_TASK GOAL_. Return the complete listing that follows, with each line reproduced exactly.

_RECORDS_.

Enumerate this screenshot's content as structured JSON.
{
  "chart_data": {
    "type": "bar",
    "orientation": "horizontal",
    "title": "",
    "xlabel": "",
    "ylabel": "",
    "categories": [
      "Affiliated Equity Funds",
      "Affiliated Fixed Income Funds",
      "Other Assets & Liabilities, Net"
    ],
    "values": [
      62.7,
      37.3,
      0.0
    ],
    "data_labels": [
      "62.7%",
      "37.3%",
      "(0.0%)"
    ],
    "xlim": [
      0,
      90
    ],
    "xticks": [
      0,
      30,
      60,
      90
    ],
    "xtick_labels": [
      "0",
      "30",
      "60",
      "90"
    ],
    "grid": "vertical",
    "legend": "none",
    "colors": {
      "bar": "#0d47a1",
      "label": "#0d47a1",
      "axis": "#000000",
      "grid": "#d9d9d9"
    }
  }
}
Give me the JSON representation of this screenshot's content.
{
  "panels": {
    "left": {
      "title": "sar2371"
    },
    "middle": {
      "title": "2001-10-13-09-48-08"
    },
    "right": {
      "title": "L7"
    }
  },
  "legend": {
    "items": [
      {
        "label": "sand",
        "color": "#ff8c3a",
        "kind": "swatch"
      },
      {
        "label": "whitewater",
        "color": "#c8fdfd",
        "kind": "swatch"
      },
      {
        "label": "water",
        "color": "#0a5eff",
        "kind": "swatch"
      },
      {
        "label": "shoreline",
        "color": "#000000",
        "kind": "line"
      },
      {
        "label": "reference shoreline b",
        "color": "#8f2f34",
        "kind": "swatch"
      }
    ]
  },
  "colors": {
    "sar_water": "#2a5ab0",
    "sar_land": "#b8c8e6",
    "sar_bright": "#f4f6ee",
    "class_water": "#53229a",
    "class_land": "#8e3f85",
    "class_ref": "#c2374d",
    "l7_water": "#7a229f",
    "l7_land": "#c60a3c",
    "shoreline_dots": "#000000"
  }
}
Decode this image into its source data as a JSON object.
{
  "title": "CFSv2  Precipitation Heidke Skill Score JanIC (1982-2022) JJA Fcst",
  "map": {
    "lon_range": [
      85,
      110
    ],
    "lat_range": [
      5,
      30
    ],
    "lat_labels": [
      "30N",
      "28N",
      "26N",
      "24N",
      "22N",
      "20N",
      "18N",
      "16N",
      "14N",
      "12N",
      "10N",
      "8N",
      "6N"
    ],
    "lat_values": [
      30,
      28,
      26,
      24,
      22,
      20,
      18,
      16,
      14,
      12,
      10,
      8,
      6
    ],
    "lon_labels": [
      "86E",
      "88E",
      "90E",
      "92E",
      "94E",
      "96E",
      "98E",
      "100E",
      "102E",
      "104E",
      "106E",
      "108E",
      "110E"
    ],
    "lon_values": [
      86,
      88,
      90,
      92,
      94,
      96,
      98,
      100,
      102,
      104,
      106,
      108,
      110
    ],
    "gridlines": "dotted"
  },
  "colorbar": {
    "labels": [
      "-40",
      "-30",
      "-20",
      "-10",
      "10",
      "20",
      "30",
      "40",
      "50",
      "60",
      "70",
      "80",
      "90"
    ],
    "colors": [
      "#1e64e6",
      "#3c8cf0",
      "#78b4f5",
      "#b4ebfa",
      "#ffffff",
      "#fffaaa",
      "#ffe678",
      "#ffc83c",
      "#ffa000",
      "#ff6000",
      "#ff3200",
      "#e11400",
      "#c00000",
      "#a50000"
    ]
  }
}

_FULL SOLUTION_.
Enumerate this screenshot's content as structured JSON.
{
  "chart_data": {
    "type": "bar",
    "orientation": "horizontal",
    "title": "",
    "xlabel": "",
    "ylabel": "",
    "categories": [
      "Affiliated Equity Funds",
      "Affiliated Fixed Income Funds",
      "Other Assets & Liabilities, Net"
    ],
    "values": [
      62.7,
      37.3,
      0.0
    ],
    "data_labels": [
      "62.7%",
      "37.3%",
      "(0.0%)"
    ],
    "xlim": [
      0,
      90
    ],
    "xticks": [
      0,
      30,
      60,
      90
    ],
    "xtick_labels": [
      "0",
      "30",
      "60",
      "90"
    ],
    "grid": "vertical",
    "legend": "none",
    "colors": {
      "bar": "#0d47a1",
      "label": "#0d47a1",
      "axis": "#000000",
      "grid": "#d9d9d9"
    }
  }
}
Give me the JSON representation of this screenshot's content.
{
  "panels": {
    "left": {
      "title": "sar2371"
    },
    "middle": {
      "title": "2001-10-13-09-48-08"
    },
    "right": {
      "title": "L7"
    }
  },
  "legend": {
    "items": [
      {
        "label": "sand",
        "color": "#ff8c3a",
        "kind": "swatch"
      },
      {
        "label": "whitewater",
        "color": "#c8fdfd",
        "kind": "swatch"
      },
      {
        "label": "water",
        "color": "#0a5eff",
        "kind": "swatch"
      },
      {
        "label": "shoreline",
        "color": "#000000",
        "kind": "line"
      },
      {
        "label": "reference shoreline b",
        "color": "#8f2f34",
        "kind": "swatch"
      }
    ]
  },
  "colors": {
    "sar_water": "#2a5ab0",
    "sar_land": "#b8c8e6",
    "sar_bright": "#f4f6ee",
    "class_water": "#53229a",
    "class_land": "#8e3f85",
    "class_ref": "#c2374d",
    "l7_water": "#7a229f",
    "l7_land": "#c60a3c",
    "shoreline_dots": "#000000"
  }
}
Decode this image into its source data as a JSON object.
{
  "title": "CFSv2  Precipitation Heidke Skill Score JanIC (1982-2022) JJA Fcst",
  "map": {
    "lon_range": [
      85,
      110
    ],
    "lat_range": [
      5,
      30
    ],
    "lat_labels": [
      "30N",
      "28N",
      "26N",
      "24N",
      "22N",
      "20N",
      "18N",
      "16N",
      "14N",
      "12N",
      "10N",
      "8N",
      "6N"
    ],
    "lat_values": [
      30,
      28,
      26,
      24,
      22,
      20,
      18,
      16,
      14,
      12,
      10,
      8,
      6
    ],
    "lon_labels": [
      "86E",
      "88E",
      "90E",
      "92E",
      "94E",
      "96E",
      "98E",
      "100E",
      "102E",
      "104E",
      "106E",
      "108E",
      "110E"
    ],
    "lon_values": [
      86,
      88,
      90,
      92,
      94,
      96,
      98,
      100,
      102,
      104,
      106,
      108,
      110
    ],
    "gridlines": "dotted"
  },
  "colorbar": {
    "labels": [
      "-40",
      "-30",
      "-20",
      "-10",
      "10",
      "20",
      "30",
      "40",
      "50",
      "60",
      "70",
      "80",
      "90"
    ],
    "colors": [
      "#1e64e6",
      "#3c8cf0",
      "#78b4f5",
      "#b4ebfa",
      "#ffffff",
      "#fffaaa",
      "#ffe678",
      "#ffc83c",
      "#ffa000",
      "#ff6000",
      "#ff3200",
      "#e11400",
      "#c00000",
      "#a50000"
    ]
  }
}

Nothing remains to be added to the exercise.